[Start Given entries]
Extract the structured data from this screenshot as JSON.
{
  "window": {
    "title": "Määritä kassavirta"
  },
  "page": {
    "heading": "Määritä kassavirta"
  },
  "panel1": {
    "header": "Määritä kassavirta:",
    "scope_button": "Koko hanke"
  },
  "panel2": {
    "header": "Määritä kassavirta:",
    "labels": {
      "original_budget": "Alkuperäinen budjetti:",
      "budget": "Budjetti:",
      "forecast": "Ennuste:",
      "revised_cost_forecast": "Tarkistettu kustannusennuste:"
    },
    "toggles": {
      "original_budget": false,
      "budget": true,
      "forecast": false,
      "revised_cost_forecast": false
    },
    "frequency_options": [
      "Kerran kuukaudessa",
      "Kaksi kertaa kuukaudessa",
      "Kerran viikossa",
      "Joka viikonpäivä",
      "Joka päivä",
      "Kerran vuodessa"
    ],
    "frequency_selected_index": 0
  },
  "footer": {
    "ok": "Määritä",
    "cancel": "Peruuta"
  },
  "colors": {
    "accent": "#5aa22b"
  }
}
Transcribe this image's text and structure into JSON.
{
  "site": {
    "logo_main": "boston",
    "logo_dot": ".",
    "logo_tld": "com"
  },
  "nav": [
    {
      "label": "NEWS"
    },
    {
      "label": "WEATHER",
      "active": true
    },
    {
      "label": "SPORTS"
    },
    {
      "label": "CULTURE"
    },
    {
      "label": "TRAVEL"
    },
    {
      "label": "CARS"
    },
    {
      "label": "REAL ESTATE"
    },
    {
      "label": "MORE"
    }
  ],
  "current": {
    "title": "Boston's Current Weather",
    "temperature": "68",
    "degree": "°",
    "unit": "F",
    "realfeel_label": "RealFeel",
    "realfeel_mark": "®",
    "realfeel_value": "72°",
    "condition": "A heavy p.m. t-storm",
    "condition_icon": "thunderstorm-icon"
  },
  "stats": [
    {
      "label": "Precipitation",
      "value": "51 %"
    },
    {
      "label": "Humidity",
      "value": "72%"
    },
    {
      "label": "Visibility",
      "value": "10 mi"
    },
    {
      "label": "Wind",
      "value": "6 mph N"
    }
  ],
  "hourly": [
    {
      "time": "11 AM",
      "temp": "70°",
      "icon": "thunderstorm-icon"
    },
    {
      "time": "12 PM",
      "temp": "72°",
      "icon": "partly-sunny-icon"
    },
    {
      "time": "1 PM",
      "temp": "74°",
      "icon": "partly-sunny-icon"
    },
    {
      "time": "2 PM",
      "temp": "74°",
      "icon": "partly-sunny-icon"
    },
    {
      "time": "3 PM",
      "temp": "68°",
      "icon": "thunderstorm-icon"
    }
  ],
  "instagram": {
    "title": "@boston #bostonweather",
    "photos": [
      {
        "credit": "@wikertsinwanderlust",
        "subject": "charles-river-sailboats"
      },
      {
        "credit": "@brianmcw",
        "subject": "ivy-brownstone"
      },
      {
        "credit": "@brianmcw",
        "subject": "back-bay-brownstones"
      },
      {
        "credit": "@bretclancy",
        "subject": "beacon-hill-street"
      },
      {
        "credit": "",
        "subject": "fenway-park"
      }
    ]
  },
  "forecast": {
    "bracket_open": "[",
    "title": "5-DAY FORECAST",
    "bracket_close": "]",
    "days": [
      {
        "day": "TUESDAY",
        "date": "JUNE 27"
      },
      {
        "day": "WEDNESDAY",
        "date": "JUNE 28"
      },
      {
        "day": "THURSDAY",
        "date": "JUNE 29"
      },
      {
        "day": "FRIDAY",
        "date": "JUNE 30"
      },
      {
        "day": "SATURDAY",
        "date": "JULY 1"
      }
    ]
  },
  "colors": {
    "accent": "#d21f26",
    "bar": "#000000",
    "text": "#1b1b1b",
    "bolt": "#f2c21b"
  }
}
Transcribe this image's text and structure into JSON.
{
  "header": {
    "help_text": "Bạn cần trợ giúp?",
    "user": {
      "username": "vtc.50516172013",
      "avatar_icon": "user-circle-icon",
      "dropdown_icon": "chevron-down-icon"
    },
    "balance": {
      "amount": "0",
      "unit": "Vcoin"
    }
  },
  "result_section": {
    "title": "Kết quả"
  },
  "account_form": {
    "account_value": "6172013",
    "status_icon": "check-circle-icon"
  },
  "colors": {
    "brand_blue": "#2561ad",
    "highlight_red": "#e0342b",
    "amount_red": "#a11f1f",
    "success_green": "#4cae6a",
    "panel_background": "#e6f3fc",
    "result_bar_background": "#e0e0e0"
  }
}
[End Given entries]
(Exercise brief): Across all the entries, count the lines that contain the word "date" and give the number by itself.

(Right answer): 5